** start of Records to use **

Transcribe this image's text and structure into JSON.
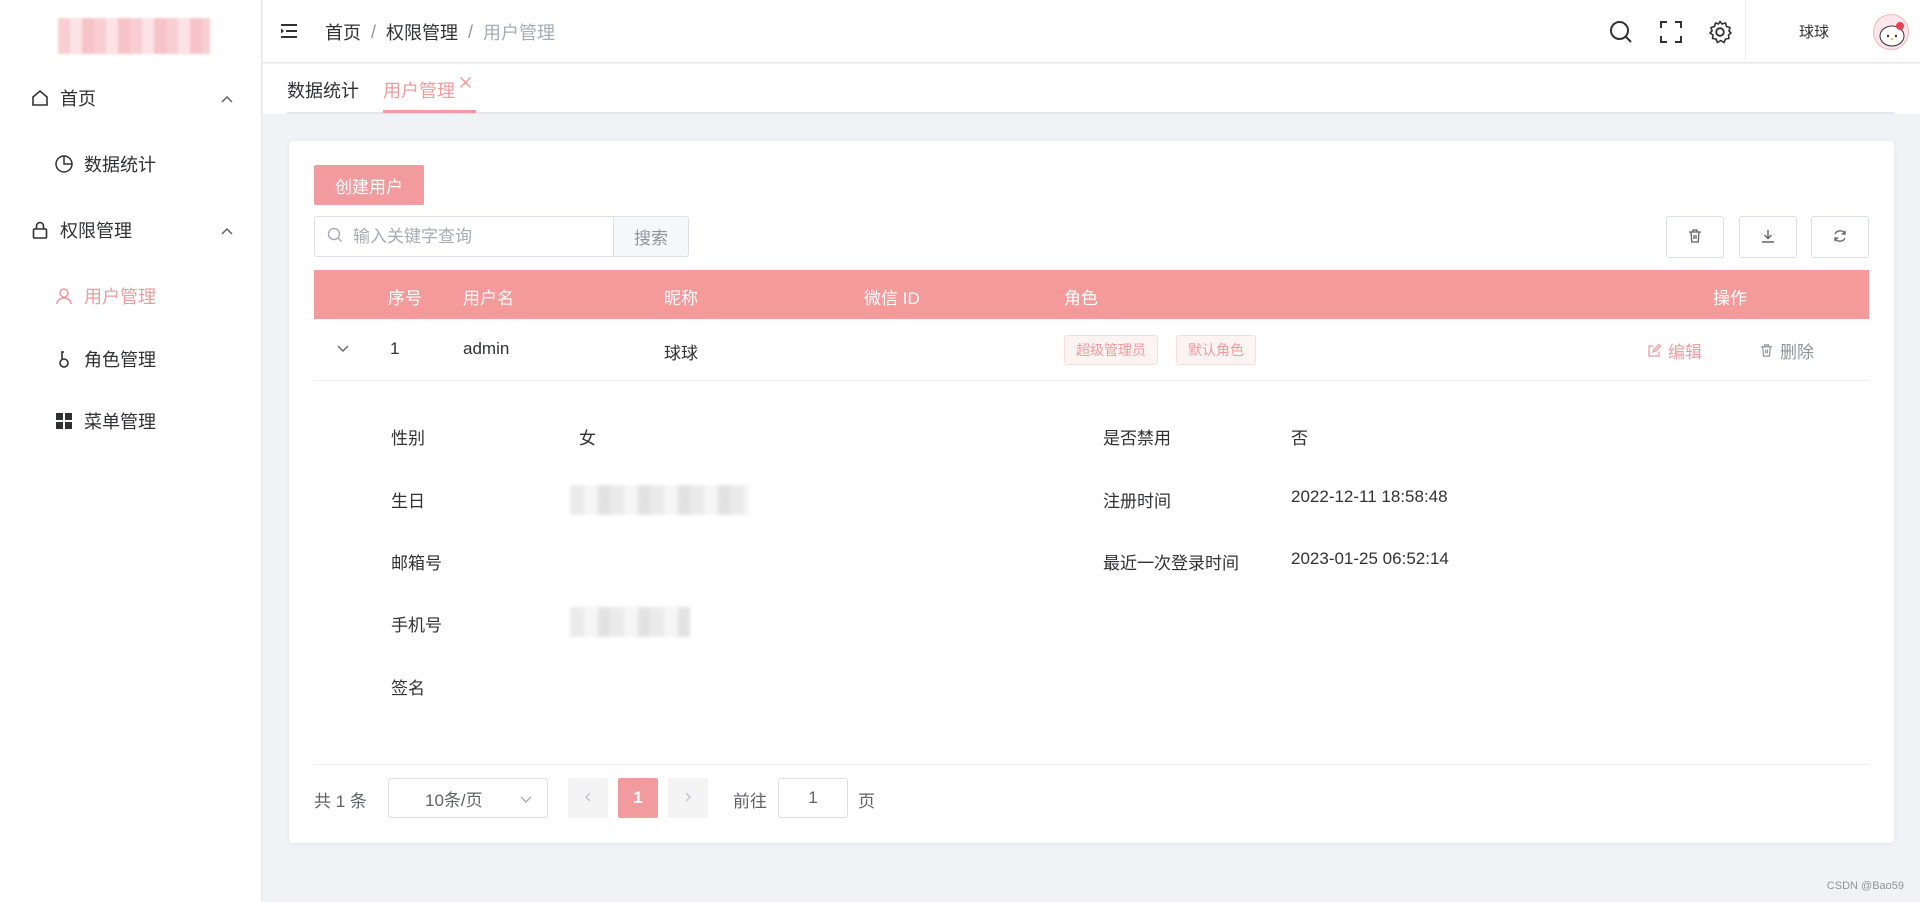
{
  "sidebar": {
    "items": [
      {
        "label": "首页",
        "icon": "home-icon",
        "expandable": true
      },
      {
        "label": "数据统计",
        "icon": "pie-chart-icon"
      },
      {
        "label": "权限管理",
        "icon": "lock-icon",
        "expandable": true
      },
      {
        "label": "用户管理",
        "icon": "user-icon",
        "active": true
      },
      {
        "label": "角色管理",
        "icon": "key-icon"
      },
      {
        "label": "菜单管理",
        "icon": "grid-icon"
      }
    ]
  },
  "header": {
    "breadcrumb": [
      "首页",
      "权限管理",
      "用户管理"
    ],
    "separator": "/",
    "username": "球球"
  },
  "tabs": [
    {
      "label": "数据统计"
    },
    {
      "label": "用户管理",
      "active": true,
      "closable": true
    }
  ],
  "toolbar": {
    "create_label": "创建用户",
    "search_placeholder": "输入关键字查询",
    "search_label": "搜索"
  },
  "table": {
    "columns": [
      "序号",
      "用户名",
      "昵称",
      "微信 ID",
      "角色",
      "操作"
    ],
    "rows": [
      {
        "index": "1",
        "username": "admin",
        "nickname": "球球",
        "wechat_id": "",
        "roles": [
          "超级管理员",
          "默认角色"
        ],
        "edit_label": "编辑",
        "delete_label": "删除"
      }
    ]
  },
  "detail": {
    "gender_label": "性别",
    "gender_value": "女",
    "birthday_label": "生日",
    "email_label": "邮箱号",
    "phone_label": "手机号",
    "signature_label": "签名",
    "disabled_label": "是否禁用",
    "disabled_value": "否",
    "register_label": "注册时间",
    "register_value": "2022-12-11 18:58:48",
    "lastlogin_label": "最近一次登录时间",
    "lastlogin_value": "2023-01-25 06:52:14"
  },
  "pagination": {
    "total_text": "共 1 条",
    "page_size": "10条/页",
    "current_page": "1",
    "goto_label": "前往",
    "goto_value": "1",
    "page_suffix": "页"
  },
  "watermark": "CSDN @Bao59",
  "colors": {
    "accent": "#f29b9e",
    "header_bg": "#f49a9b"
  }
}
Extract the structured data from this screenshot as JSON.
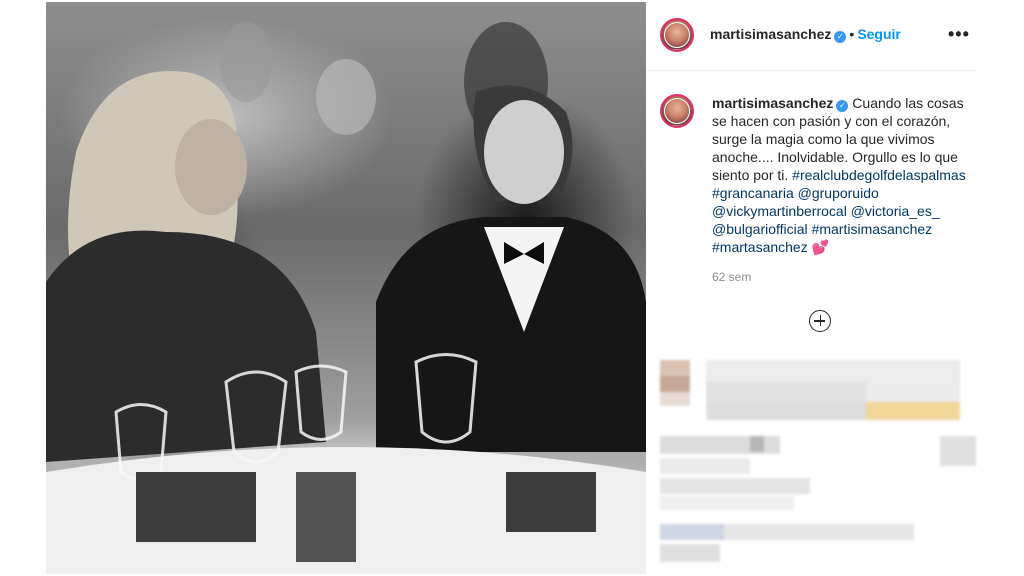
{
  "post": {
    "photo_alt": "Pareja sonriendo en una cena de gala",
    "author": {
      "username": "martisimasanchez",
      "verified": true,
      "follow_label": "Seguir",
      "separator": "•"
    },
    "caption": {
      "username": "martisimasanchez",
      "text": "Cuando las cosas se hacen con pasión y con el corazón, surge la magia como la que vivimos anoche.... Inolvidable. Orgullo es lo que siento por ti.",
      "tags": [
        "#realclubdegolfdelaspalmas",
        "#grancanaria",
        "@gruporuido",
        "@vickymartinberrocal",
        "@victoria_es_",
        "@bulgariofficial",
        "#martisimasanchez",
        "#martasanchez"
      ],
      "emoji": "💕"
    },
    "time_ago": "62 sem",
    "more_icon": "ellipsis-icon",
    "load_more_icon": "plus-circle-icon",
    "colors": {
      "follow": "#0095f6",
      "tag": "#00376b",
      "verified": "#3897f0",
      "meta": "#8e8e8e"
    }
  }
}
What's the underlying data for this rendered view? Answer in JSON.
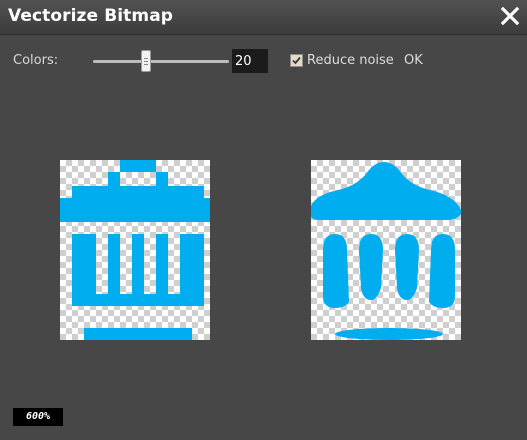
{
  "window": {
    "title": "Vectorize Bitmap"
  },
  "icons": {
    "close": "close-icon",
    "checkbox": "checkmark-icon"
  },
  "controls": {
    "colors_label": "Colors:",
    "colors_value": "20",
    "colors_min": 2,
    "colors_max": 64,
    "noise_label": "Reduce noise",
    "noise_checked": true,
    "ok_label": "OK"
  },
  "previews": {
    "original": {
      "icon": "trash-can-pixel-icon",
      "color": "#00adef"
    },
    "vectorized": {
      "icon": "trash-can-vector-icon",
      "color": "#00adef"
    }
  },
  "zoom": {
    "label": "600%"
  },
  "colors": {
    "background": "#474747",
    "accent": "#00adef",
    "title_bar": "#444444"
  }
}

** end of Records to use **
** start of Records to use **

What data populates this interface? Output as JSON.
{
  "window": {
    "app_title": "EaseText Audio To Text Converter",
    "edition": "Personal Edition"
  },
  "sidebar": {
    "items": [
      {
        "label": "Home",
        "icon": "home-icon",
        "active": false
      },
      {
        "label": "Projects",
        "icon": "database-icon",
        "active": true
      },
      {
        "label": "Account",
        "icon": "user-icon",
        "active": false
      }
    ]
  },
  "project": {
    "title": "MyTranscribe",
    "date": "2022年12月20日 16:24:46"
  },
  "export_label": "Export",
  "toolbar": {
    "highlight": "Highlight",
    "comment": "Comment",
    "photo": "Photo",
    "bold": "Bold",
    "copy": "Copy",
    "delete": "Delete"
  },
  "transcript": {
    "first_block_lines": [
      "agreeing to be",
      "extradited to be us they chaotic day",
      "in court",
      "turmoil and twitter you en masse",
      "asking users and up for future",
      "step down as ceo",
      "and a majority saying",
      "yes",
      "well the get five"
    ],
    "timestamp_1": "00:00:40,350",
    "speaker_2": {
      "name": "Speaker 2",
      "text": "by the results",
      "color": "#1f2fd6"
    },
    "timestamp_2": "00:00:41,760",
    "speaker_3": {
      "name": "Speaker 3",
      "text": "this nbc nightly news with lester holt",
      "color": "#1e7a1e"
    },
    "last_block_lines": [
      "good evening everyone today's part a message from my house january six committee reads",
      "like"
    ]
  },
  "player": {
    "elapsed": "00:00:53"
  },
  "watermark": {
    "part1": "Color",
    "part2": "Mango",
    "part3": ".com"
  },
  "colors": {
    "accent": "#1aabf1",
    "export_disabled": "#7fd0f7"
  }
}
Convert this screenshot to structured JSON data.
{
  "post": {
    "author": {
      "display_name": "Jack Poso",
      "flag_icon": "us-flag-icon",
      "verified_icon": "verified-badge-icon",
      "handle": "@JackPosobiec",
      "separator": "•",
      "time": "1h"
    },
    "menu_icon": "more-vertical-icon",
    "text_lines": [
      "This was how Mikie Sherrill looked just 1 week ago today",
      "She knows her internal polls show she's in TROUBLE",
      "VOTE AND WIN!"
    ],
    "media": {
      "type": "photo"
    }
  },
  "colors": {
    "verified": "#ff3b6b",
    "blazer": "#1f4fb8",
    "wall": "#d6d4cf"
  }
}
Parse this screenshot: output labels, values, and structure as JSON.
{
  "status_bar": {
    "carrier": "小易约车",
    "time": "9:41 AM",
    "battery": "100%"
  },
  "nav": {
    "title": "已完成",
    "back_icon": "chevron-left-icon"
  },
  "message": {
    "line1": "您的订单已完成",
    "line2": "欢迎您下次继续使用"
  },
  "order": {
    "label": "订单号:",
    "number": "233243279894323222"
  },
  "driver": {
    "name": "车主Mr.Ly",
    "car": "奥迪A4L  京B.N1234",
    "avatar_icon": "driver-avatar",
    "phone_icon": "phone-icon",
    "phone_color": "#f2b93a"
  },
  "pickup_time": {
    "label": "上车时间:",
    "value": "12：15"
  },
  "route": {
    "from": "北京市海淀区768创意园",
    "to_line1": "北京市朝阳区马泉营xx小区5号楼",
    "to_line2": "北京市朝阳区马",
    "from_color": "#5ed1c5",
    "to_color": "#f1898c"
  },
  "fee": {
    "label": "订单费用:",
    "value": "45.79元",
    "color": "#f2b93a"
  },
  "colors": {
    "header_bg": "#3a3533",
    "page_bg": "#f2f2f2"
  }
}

** end of Records to use **
** start of Records to use **

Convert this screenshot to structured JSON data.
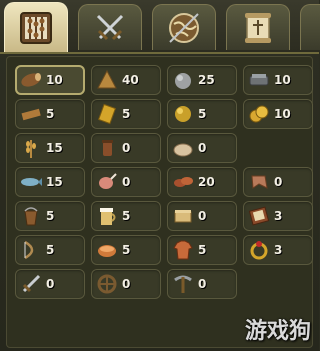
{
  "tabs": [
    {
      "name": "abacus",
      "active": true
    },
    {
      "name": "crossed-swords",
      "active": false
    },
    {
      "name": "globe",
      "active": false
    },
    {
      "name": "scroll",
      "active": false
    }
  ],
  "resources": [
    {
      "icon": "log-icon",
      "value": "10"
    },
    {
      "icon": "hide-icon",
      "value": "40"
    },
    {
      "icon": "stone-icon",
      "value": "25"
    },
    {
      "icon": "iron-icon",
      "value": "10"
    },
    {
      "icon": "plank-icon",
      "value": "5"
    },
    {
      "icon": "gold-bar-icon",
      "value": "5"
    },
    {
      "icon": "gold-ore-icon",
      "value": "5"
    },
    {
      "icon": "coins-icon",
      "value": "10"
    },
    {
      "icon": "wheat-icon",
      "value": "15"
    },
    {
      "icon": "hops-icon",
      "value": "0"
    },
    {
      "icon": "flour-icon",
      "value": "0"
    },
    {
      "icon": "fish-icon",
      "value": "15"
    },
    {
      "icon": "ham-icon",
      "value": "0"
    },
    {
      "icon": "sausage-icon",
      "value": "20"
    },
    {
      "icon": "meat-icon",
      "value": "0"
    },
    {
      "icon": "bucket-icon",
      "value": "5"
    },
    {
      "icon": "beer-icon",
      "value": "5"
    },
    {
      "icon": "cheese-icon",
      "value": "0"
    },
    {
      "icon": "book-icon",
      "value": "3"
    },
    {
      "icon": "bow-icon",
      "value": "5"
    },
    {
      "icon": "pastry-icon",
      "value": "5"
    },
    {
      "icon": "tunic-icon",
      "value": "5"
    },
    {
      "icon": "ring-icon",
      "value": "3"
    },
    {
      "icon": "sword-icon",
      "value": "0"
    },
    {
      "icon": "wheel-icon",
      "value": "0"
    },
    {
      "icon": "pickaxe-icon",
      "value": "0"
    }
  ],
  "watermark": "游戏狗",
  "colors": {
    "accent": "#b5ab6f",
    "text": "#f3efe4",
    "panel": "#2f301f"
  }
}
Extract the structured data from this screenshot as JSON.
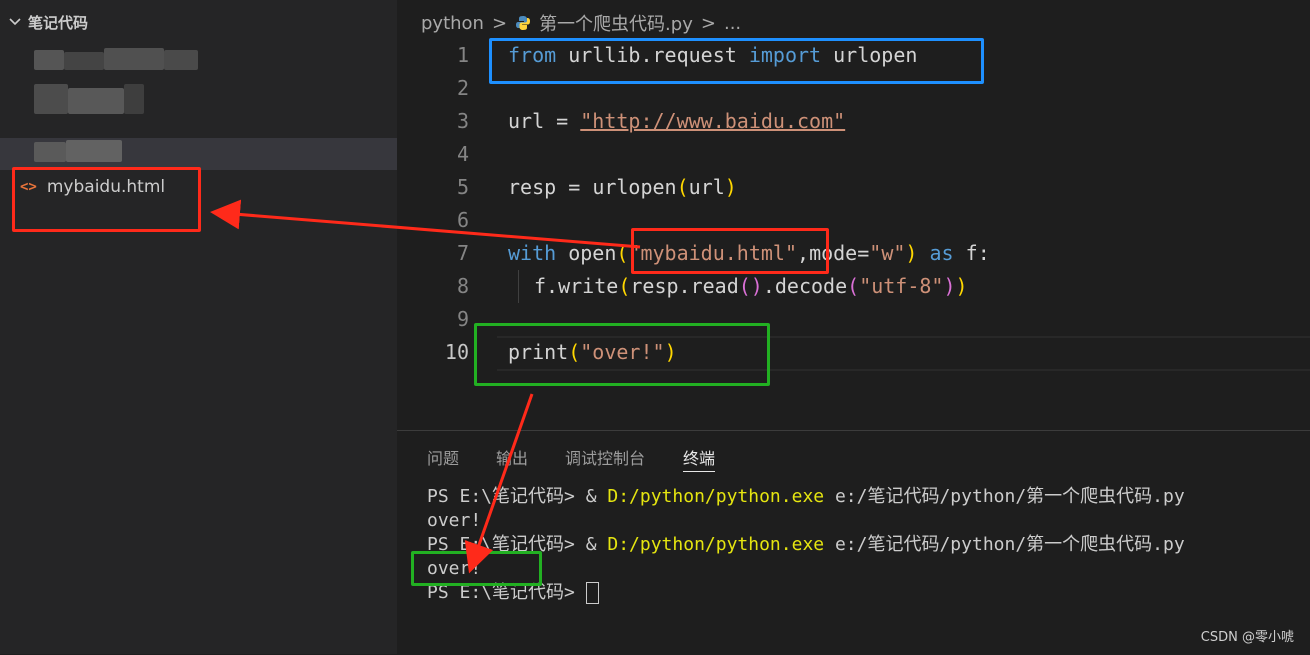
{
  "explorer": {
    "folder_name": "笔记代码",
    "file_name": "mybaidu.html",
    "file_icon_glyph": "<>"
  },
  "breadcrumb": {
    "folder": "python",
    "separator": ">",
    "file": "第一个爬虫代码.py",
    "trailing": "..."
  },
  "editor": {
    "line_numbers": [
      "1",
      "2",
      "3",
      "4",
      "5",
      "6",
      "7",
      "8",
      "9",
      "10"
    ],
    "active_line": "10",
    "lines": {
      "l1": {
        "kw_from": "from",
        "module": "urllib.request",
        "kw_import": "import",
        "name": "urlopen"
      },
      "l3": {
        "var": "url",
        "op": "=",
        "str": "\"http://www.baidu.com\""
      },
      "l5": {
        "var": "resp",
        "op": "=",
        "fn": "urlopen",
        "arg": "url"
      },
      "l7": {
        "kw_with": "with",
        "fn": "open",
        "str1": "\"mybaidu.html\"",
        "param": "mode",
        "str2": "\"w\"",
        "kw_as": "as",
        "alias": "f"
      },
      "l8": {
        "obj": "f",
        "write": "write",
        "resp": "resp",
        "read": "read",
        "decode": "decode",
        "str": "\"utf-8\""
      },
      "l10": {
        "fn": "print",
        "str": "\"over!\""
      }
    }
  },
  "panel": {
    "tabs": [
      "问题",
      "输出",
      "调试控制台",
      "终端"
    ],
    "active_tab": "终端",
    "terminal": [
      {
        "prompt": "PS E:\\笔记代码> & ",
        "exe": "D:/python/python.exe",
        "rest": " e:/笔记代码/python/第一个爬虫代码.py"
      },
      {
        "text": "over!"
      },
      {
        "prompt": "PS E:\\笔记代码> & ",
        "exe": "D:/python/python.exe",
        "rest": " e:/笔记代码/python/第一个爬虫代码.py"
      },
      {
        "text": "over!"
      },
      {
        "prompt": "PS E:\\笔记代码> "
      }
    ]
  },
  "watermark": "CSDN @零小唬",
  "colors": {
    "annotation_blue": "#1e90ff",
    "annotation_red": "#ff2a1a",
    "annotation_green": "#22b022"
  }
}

** end of Records to use **

[What is asked]
Go through the records above, find every line with the word "today", and list those lines.

[Reply to the exercise]
      "good evening everyone today's part a message from my house january six committee reads",
      "This was how Mikie Sherrill looked just 1 week ago today",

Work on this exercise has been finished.